▸ SUPPLIED ENTRIES
★ ★ ★ ★ ★ ★ ★

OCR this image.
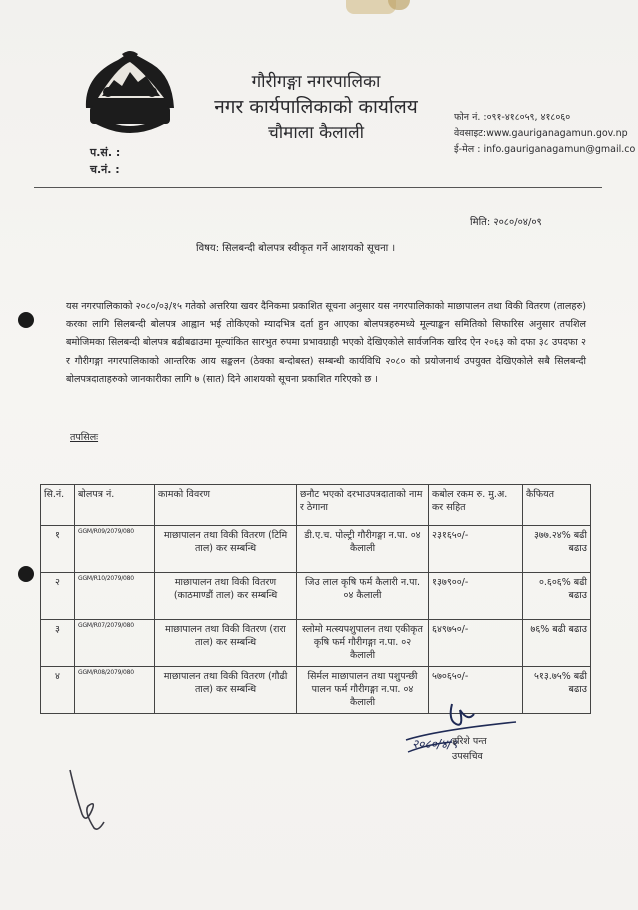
गौरीगङ्गा नगरपालिका
नगर कार्यपालिकाको कार्यालय
चौमाला कैलाली
प.सं. :
च.नं. :
फोन नं. :०९१-४१८०५९, ४१८०६०
वेवसाइट:www.gauriganagamun.gov.np
ई-मेल : info.gauriganagamun@gmail.co
मिति: २०८०/०४/०९
विषय: सिलबन्दी बोलपत्र स्वीकृत गर्ने आशयको सूचना ।
यस नगरपालिकाको २०८०/०३/१५ गतेको अत्तरिया खवर दैनिकमा प्रकाशित सूचना अनुसार यस नगरपालिकाको माछापालन तथा विकी वितरण (तालहरु) करका लागि सिलबन्दी बोलपत्र आह्वान भई तोकिएको म्यादभित्र दर्ता हुन आएका बोलपत्रहरुमध्ये मूल्याङ्कन समितिको सिफारिस अनुसार तपशिल बमोजिमका सिलबन्दी बोलपत्र बढीबढाउमा मूल्यांकित सारभुत रुपमा प्रभावग्राही भएको देखिएकोले सार्वजनिक खरिद ऐन २०६३ को दफा ३८ उपदफा २ र गौरीगङ्गा नगरपालिकाको आन्तरिक आय सङ्कलन (ठेक्का बन्दोबस्त) सम्बन्धी कार्यविधि २०८० को प्रयोजनार्थ उपयुक्त देखिएकोले सबै सिलबन्दी बोलपत्रदाताहरुको जानकारीका लागि ७ (सात) दिने आशयको सूचना प्रकाशित गरिएको छ ।
तपसिलः
सि.नं.	बोलपत्र नं.	कामको विवरण	छनौट भएको दरभाउपत्रदाताको नाम र ठेगाना	कबोल रकम रु. मु.अ. कर सहित	कैफियत
१	GGM/R09/2079/080	माछापालन तथा विकी वितरण (टिमि ताल) कर सम्बन्धि	डी.ए.च. पोल्ट्री गौरीगङ्गा न.पा. ०४ कैलाली	२३१६५०/-	३७७.२४% बढी बढाउ
२	GGM/R10/2079/080	माछापालन तथा विकी वितरण (काठमाण्डौं ताल) कर सम्बन्धि	जिउ लाल कृषि फर्म कैलारी न.पा. ०४ कैलाली	१३७९००/-	०.६०६% बढी बढाउ
३	GGM/R07/2079/080	माछापालन तथा विकी वितरण (रारा ताल) कर सम्बन्धि	स्लोमो मत्स्यपशुपालन तथा एकीकृत कृषि फर्म गौरीगङ्गा न.पा. ०२ कैलाली	६४९७५०/-	७६% बढी बढाउ
४	GGM/R08/2079/080	माछापालन तथा विकी वितरण (गौढी ताल) कर सम्बन्धि	सिर्मल माछापालन तथा पशुपन्छी पालन फर्म गौरीगङ्गा न.पा. ०४ कैलाली	५७०६५०/-	५१३.७५% बढी बढाउ
२०८०/४/९
हरिशे पन्त
उपसचिव
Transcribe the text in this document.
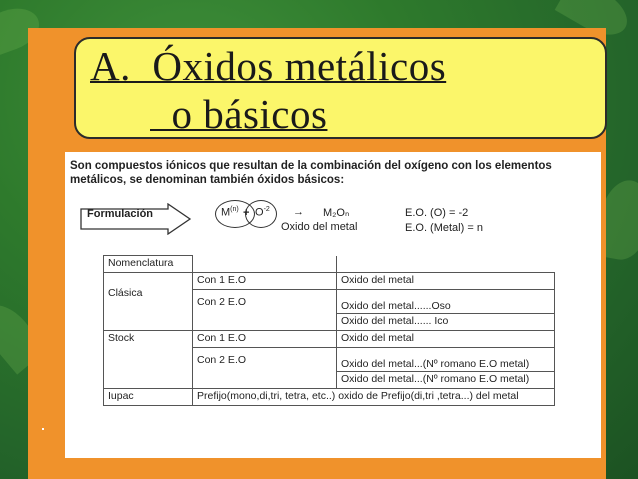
A.  Óxidos metálicos
o básicos
Son compuestos iónicos que resultan de la combinación del oxígeno con los elementos metálicos, se denominan también óxidos básicos:
Formulación	$M^{(n)} + O^{-2} \to M_2O_n$
Oxido del metal
E.O. (O) = -2
E.O. (Metal) = n
Nomenclatura		
Clásica	Con 1 E.O	Oxido del metal
	Con 2 E.O	Oxido del metal......Oso
		Oxido del metal...... Ico
Stock	Con 1 E.O	Oxido del metal
	Con 2 E.O	Oxido del metal...(Nº romano E.O metal)
		Oxido del metal...(Nº romano E.O metal)
Iupac	Prefijo(mono,di,tri, tetra, etc..) oxido de Prefijo(di,tri ,tetra...) del metal	
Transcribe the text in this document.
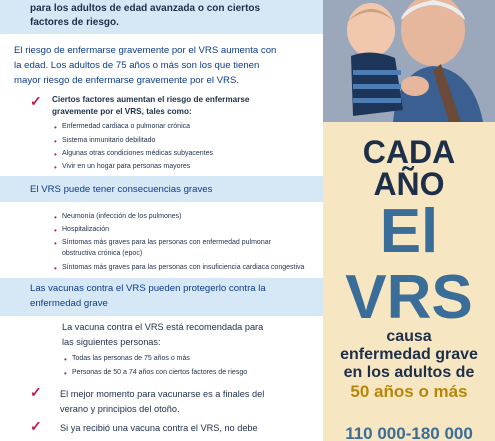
para los adultos de edad avanzada o con ciertos

factores de riesgo.

El riesgo de enfermarse gravemente por el VRS aumenta con

la edad. Los adultos de 75 años o más son los que tienen

mayor riesgo de enfermarse gravemente por el VRS.

✓ Ciertos factores aumentan el riesgo de enfermarse

gravemente por el VRS, tales como:

• Enfermedad cardiaca o pulmonar crónica
• Sistema inmunitario debilitado
• Algunas otras condiciones médicas subyacentes
• Vivir en un hogar para personas mayores

El VRS puede tener consecuencias graves

• Neumonía (infección de los pulmones)
• Hospitalización
• Síntomas más graves para las personas con enfermedad pulmonar
obstructiva crónica (epoc)
• Síntomas más graves para las personas con insuficiencia cardiaca congestiva

Las vacunas contra el VRS pueden protegerlo contra la

enfermedad grave

La vacuna contra el VRS está recomendada para

las siguientes personas:

• Todas las personas de 75 años o más
• Personas de 50 a 74 años con ciertos factores de riesgo
✓ El mejor momento para vacunarse es a finales del

verano y principios del otoño.

✓ Si ya recibió una vacuna contra el VRS, no debe

CADA
AÑO
El
VRS
causa
enfermedad grave
en los adultos de
50 años o más
110 000-180 000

★ ★ ★ ★ ★ ★ ★

▸ PROBLEM DESCRIPTION
Each line that has the word "años" should be copied.

▸ TASK SOLUTION
la edad. Los adultos de 75 años o más son los que tienen
• Todas las personas de 75 años o más
• Personas de 50 a 74 años con ciertos factores de riesgo
50 años o más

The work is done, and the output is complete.